-- START OF Input data --

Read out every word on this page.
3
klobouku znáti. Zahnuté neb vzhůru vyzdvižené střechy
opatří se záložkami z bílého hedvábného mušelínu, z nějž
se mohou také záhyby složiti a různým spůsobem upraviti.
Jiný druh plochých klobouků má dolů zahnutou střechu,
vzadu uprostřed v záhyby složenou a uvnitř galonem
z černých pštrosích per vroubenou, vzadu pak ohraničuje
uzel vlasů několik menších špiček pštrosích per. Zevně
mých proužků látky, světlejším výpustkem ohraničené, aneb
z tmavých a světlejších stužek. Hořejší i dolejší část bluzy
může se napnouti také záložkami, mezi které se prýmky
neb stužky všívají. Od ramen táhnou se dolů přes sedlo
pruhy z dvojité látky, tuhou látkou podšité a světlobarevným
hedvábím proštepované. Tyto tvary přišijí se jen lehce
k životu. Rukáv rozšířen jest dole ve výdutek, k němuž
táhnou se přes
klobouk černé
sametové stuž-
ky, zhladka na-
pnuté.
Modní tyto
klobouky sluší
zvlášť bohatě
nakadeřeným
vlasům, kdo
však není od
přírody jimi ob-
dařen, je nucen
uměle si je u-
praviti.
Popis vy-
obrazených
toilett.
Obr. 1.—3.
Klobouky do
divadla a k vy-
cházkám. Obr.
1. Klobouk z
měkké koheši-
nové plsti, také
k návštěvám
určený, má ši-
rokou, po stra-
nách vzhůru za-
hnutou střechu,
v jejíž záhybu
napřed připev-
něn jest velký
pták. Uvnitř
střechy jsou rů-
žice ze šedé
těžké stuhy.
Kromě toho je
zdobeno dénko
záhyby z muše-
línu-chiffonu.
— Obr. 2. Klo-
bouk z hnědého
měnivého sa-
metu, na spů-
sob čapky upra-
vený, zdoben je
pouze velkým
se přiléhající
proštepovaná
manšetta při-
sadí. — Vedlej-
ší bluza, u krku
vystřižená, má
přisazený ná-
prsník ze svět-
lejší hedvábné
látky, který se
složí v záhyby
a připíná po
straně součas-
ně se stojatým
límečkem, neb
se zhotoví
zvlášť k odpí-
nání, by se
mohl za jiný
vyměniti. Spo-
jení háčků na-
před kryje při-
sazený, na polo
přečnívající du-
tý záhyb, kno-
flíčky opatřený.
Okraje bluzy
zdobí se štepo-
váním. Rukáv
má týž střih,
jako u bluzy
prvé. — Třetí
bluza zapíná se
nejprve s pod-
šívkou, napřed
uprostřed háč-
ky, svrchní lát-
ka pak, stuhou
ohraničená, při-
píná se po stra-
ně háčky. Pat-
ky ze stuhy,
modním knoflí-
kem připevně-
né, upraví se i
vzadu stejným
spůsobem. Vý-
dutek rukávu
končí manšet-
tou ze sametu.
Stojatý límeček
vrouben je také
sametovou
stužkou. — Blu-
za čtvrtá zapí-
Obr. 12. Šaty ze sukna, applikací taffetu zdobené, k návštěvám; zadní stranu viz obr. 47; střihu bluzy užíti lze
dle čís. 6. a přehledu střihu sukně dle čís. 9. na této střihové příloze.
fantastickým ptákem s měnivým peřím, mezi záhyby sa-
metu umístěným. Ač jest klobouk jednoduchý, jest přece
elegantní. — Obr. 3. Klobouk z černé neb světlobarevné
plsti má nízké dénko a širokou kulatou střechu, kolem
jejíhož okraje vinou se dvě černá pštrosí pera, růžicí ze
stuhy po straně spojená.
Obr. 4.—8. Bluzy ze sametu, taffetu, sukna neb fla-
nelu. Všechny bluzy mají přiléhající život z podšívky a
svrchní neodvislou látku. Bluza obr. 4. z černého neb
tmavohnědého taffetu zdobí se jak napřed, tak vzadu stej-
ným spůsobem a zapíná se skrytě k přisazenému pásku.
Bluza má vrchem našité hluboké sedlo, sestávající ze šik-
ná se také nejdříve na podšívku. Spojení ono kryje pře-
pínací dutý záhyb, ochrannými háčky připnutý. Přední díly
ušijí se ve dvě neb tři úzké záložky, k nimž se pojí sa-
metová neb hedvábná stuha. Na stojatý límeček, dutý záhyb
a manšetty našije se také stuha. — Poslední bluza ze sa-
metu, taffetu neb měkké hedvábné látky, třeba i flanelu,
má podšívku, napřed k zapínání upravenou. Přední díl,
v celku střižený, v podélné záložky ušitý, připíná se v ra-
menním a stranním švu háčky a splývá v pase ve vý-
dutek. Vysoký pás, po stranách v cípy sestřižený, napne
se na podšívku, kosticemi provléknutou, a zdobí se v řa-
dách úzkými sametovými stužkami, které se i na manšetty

-- END OF Input data --

Short task:
In the listing, find every line containing the word "vzadu" and list it.

Result for this task:
vzadu uprostřed v záhyby složenou a uvnitř galonem
z černých pštrosích per vroubenou, vzadu pak ohraničuje
vzadu stejným
tmavohnědého taffetu zdobí se jak napřed, tak vzadu stej-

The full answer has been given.